REQUEST A >> Gather every line of the entries that contains the word "panel", treating uppercase and lowercase as different.

EXCERPT TO READ >>
--

We currently represent a conference-planning scenario by an XML file
that includes a description of available rooms, conference events, and
scheduling constraints. We plan to add five extensions to the current
representation.

() We will extend the representation of uncertain knowledge, based on
the encoding of uncertain values by probability distributions. We plan
to approximate arbitrary probability distributions by collections of
uniform distributions, which will allow efficient optimization and
simplify the learning of default assumptions about the world. We also
plan to build a library of operations on probability distributions,
which will allow deriving statistically accurate conclusions from
uncertain knowledge.

() We will replace piecewise-linear preference functions with numeric
properties of events, such as expected attendance and preferred
duration, and we will use the new representation of uncertain data in
the encoding of event properties. This replacement will simplify the
presentation of data to the user and elicitation of additional data.
For example, displaying an expected attendance of a session is more
user-friendly than displaying the related piecewise-linear preference
function. As another example, asking the user to input an expected
attendance is more effective than asking her to modify a preference
function. Furthermore, the new representation will enable the system
to learn default properties of events. For example, the system may
learn that the usual attendance of regular sessions is between 20 and
40 people; then, it can use this knowledge to choose an appropriate
room size when the user does not specify the related preference.

() We will extend the representation to account for all elements of
the IET scoring function, including room costs, movable equipment,
services, and vendors.

() We will also include all elements related to Aaron Steinfeld's
definition of good schedules, including alignment of events by time and
rooms, reduction in the number of rooms used in the schedule, and
appropriate distribution of events among these rooms.

--

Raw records
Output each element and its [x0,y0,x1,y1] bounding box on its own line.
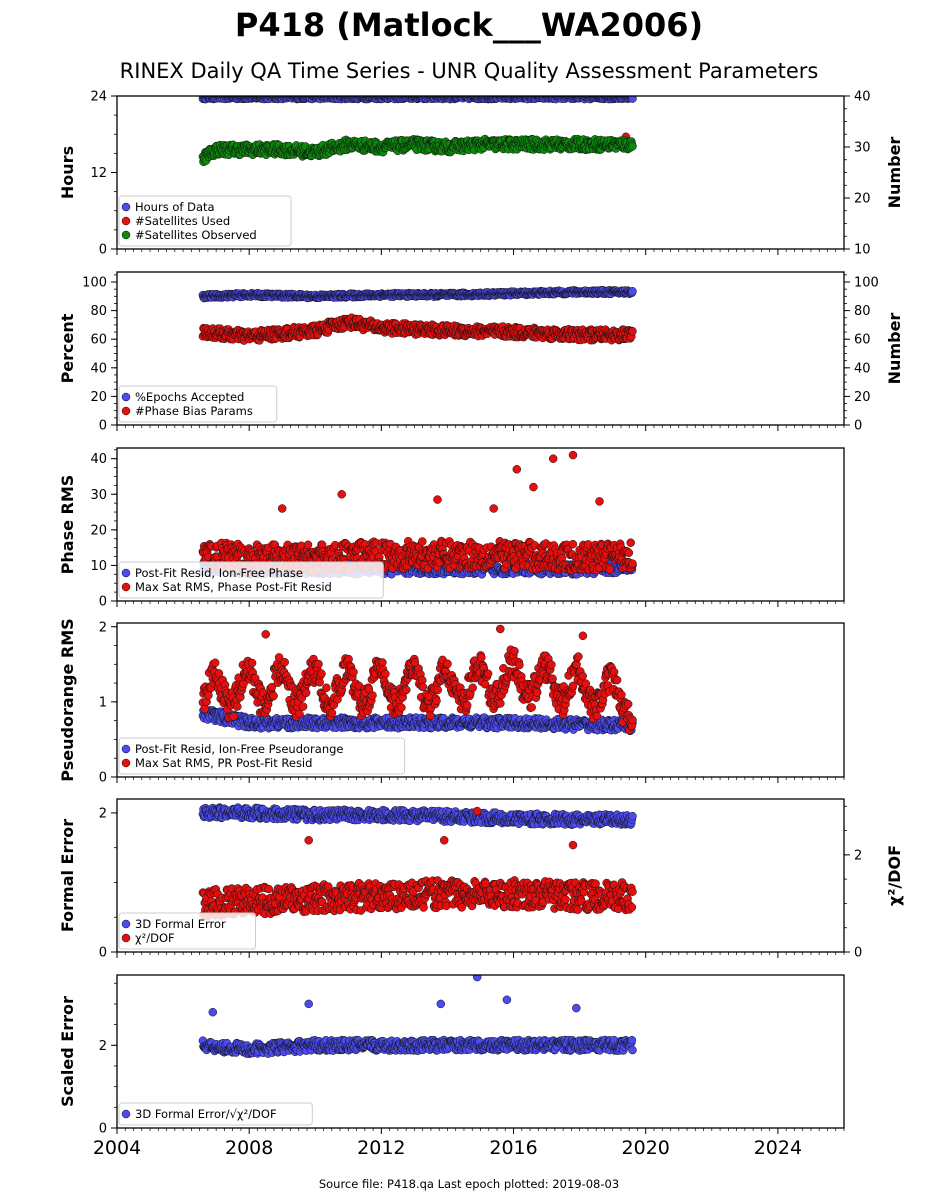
y-tick-label: 20 [90,390,107,405]
y-right-tick-label: 60 [854,333,871,348]
legend-label: %Epochs Accepted [135,390,244,404]
legend-label: Hours of Data [135,200,215,214]
series-phase-bias-params [198,313,637,345]
y-right-axis-label: Number [885,137,904,209]
y-tick-label: 12 [90,166,107,181]
legend: Hours of Data#Satellites Used#Satellites… [118,195,292,247]
legend-marker [121,406,131,416]
outlier-point [548,454,558,463]
data-points [198,450,637,579]
series-hours-of-data [198,96,637,104]
y-tick-label: 80 [90,304,107,319]
legend-label: #Satellites Used [135,214,230,228]
y-tick-label: 0 [99,419,107,434]
data-point [624,548,634,558]
y-tick-label: 24 [90,90,107,105]
legend-marker [121,392,131,402]
y-tick-label: 30 [90,488,107,503]
y-right-tick-label: 100 [854,276,879,291]
data-point [568,539,578,549]
data-points [198,285,637,345]
y-tick-label: 20 [90,523,107,538]
y-tick-label: 60 [90,333,107,348]
y-right-tick-label: 30 [854,141,871,156]
y-tick-label: 10 [90,559,107,574]
data-point [628,327,637,336]
data-point [628,559,637,568]
series-satellites-observed [198,134,637,167]
legend-marker [121,230,131,240]
outlier-point [337,490,346,499]
data-point [628,287,637,296]
legend-label: Post-Fit Resid, Ion-Free Phase [135,566,303,580]
data-point [628,96,637,103]
legend-marker [121,216,131,226]
outlier-point [595,497,604,506]
y-right-tick-label: 0 [854,419,862,434]
outlier-point [568,450,578,460]
data-point [418,537,427,546]
y-right-axis-label: Number [885,313,904,385]
y-right-tick-label: 40 [854,90,871,105]
outlier-point [489,504,498,513]
data-point [628,142,637,151]
figure-title: P418 (Matlock___WA2006) [235,6,703,44]
series-epochs-accepted [198,285,637,303]
data-points [198,96,637,167]
outlier-point [512,465,522,474]
y-tick-label: 40 [90,361,107,376]
legend-marker [121,568,131,578]
outlier-point [277,504,287,513]
y-right-tick-label: 20 [854,390,871,405]
y-tick-label: 100 [82,276,107,291]
y-axis-label: Percent [58,313,77,383]
legend-box [118,385,278,423]
y-right-tick-label: 20 [854,192,871,207]
legend-label: #Phase Bias Params [135,404,253,418]
data-point [626,538,635,547]
y-axis-label: Phase RMS [58,475,77,575]
y-tick-label: 40 [90,452,107,467]
y-right-tick-label: 80 [854,304,871,319]
series-max-sat-rms-phase-post-fit-resid [198,450,637,577]
legend-box [118,195,292,247]
legend: %Epochs Accepted#Phase Bias Params [118,385,278,423]
legend-label: #Satellites Observed [135,228,257,242]
legend-marker [121,202,131,212]
data-point [303,540,313,550]
outlier-point [433,495,442,504]
panel-percent: 0 20 40 60 80 100 0 20 40 60 80 100 Percent Number %Ep… [58,271,904,434]
legend-label: Max Sat RMS, Phase Post-Fit Resid [135,580,332,594]
y-tick-label: 0 [99,243,107,258]
legend-marker [121,582,131,592]
y-axis-label: Hours [58,146,77,199]
figure-subtitle: RINEX Daily QA Time Series - UNR Quality… [120,59,819,83]
y-tick-label: 0 [99,595,107,610]
data-point [605,565,615,574]
outlier-point [529,482,538,492]
y-right-tick-label: 10 [854,243,871,258]
panel-phase-rms: 0 10 20 30 40 Phase RMS Post-Fit Resid, Ion-Fr… [58,447,845,610]
y-right-tick-label: 40 [854,361,871,376]
data-points [198,624,637,736]
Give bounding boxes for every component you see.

--

REQUEST B >> Pick up the conference-planning text above after its last sentence and write the next part.

RIGHT ANSWER A >>
panel-percent: 0 20 40 60 80 100 0 20 40 60 80 100 Percent Number %Ep… [58,271,904,434]
panel-phase-rms: 0 10 20 30 40 Phase RMS Post-Fit Resid, Ion-Fr… [58,447,845,610]

RIGHT ANSWER B >>
() We will ensure that the representation is sufficiently expressive
to allow extensions to the scoring function and definition of good
schedules without a significant re-implementation.


-= Data structures =-

We plan to revamp the data structures for representing the conference
planning scenario in the computer memory. The work on new data
structures has three main goals.

() We will build an object-oriented model; that is, we will create
data structures corresponding to the main elements of the scheduling
task, such as events, rooms, days, and pieces of equipment, and use a
semantic network to represent relations among these elements.

() We will ensure that these structures index the schedule data by
events, times, rooms, and other relevant features.

() We will include a mechanism for caching intermediate results of the
optimization, which will help to improve the search efficiency.


-= Optimization algorithms =-

We will extend the hill-climbing optimization algorithm, developed in
September 2005 for the Year 2 tests. Specifically, we will account for
the new domain features, improve the search space, and investigate the
use of randomization, look-ahead, and backtracking for improving its
performance. This work will address the following five goals.

() Developing an optimizer that accounts for all features of the new
representation, such as uncertainty, room costs, movable equipment,
vendors, and alignment of events by time and rooms.

() Improving the efficiency and solution quality, by reducing the
search space and selecting appropriate techniques for exploring it.

() Implementing a very fast version of the optimizer for evaluating
improvements in multiple alternative scenarios, which is required for
the information elicitation.

() Adding control knowledge for guiding the optimization algorithm,
which will potentially allow learning of optimization strategies.

() Investigating techniques for explaining the optimizer's decisions
to the user, which will include displaying the constraints that
determine the placement of specific events, and demonstrating negative
consequences of moving events to other time slots.


-= Control knowledge =-

We will develop mechanisms for encoding control knowledge, which will
allow the system to add missing parts of the world model and guide the
optimization. These mechanisms will support both hand-coding and
automated learning of control knowledge. They will also allow the
system to accept constraints and advice from the user, which is
required for supporting the collaboration with the user. We plan to
implement three control mechanisms.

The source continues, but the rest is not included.